[CHALLENGE] Return each line holding the string "JSON".

—————

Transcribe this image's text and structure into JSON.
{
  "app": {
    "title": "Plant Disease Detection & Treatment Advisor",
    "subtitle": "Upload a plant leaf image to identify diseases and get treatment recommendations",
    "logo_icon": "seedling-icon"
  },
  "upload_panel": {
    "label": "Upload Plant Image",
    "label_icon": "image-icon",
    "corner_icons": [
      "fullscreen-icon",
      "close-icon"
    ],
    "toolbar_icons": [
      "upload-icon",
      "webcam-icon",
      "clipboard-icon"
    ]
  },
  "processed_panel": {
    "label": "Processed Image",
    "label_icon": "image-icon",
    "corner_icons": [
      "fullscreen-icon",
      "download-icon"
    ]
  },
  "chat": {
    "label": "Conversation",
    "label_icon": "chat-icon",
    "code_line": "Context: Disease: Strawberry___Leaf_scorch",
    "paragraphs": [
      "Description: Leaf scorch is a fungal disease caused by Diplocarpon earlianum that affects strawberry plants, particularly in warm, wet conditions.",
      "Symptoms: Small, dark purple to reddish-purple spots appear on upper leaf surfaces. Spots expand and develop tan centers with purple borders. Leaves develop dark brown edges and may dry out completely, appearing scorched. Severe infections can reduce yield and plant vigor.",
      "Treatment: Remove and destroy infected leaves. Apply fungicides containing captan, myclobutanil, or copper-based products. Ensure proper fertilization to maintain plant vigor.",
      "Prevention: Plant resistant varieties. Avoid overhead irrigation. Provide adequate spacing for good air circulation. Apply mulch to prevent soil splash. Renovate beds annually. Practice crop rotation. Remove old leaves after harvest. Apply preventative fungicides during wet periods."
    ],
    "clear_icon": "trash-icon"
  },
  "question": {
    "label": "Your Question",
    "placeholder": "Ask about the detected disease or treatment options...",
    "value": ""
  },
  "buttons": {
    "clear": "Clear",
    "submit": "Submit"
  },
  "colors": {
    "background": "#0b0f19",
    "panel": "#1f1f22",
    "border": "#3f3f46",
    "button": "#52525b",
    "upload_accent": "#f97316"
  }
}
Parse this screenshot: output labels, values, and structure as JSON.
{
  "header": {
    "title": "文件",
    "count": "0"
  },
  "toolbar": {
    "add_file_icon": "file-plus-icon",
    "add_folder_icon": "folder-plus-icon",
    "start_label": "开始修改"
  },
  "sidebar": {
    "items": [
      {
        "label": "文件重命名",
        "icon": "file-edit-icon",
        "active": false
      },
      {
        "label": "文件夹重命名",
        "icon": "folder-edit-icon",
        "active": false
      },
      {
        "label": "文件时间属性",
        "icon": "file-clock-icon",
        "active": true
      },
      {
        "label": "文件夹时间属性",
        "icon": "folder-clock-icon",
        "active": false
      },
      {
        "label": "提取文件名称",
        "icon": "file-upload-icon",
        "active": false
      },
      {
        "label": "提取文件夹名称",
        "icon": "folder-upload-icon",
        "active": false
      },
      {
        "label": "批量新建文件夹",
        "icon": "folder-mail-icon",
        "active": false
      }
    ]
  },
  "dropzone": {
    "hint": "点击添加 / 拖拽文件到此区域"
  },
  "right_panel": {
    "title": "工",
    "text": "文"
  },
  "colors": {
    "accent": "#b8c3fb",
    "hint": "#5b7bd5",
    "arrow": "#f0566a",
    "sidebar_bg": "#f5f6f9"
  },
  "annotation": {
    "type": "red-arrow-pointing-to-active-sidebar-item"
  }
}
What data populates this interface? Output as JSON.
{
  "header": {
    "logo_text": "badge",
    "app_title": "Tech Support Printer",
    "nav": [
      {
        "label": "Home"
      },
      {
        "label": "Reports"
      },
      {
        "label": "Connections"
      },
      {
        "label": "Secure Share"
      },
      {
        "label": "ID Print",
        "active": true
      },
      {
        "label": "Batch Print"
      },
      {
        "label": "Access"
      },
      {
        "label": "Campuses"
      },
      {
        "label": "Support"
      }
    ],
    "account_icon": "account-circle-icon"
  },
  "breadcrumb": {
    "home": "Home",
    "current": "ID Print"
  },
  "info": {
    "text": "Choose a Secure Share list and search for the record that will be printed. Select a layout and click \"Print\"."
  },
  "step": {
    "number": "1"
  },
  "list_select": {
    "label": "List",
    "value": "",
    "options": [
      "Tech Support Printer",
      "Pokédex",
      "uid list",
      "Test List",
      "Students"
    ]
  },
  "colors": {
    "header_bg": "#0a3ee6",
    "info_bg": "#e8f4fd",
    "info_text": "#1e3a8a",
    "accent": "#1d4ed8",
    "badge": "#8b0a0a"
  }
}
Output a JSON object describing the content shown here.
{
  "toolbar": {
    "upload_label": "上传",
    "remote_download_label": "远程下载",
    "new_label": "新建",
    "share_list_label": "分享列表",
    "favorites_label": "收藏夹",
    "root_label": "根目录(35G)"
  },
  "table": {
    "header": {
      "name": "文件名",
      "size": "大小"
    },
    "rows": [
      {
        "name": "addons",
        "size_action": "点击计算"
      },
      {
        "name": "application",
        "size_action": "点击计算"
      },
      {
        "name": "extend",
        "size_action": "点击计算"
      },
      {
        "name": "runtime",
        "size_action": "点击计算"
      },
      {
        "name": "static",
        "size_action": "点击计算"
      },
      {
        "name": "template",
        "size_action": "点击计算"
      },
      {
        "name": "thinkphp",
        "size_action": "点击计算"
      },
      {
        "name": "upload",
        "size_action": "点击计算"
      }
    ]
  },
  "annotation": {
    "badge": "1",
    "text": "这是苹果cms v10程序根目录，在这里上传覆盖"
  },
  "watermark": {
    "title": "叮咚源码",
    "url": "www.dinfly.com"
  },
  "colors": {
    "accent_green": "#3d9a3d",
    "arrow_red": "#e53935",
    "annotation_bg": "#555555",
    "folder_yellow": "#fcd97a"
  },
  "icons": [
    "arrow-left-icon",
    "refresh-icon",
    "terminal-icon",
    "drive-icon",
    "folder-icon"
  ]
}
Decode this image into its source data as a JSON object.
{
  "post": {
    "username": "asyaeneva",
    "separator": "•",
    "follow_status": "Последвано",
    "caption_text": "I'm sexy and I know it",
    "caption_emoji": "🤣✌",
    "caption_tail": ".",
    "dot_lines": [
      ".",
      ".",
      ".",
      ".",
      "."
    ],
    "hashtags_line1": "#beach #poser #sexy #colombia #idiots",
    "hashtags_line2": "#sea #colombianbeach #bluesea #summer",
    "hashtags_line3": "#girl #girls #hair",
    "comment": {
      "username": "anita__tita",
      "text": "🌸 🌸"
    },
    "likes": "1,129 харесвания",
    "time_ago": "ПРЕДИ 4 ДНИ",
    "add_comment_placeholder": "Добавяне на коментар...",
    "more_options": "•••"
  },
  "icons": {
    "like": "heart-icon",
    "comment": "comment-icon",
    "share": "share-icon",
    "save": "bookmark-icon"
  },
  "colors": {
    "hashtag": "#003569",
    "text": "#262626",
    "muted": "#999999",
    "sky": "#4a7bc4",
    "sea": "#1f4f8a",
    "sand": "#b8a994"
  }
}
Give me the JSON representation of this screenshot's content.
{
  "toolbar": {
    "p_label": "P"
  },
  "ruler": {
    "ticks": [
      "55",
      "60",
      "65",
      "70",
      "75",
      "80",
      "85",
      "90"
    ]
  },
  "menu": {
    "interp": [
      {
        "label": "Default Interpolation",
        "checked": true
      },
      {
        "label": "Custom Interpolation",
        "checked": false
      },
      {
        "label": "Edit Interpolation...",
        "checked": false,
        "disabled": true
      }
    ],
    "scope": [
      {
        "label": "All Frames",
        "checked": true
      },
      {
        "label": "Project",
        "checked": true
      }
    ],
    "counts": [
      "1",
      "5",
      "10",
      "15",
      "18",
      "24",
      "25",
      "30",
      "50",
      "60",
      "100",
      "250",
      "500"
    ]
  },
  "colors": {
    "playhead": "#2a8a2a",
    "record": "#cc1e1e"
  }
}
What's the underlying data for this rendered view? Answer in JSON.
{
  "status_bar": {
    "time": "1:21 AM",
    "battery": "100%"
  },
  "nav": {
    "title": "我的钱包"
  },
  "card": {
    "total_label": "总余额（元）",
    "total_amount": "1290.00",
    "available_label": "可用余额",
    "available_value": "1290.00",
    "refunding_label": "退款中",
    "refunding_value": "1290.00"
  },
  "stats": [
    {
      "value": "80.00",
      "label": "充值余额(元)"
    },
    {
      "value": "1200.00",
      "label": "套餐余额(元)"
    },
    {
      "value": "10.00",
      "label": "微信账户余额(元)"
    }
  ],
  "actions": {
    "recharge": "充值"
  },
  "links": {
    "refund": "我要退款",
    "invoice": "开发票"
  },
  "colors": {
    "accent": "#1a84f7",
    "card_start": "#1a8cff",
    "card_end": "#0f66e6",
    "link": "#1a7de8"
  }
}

—————

[THE REPLY]
Transcribe this image's text and structure into JSON.
Parse this screenshot: output labels, values, and structure as JSON.
What data populates this interface? Output as JSON.
Output a JSON object describing the content shown here.
Decode this image into its source data as a JSON object.
Give me the JSON representation of this screenshot's content.
What's the underlying data for this rendered view? Answer in JSON.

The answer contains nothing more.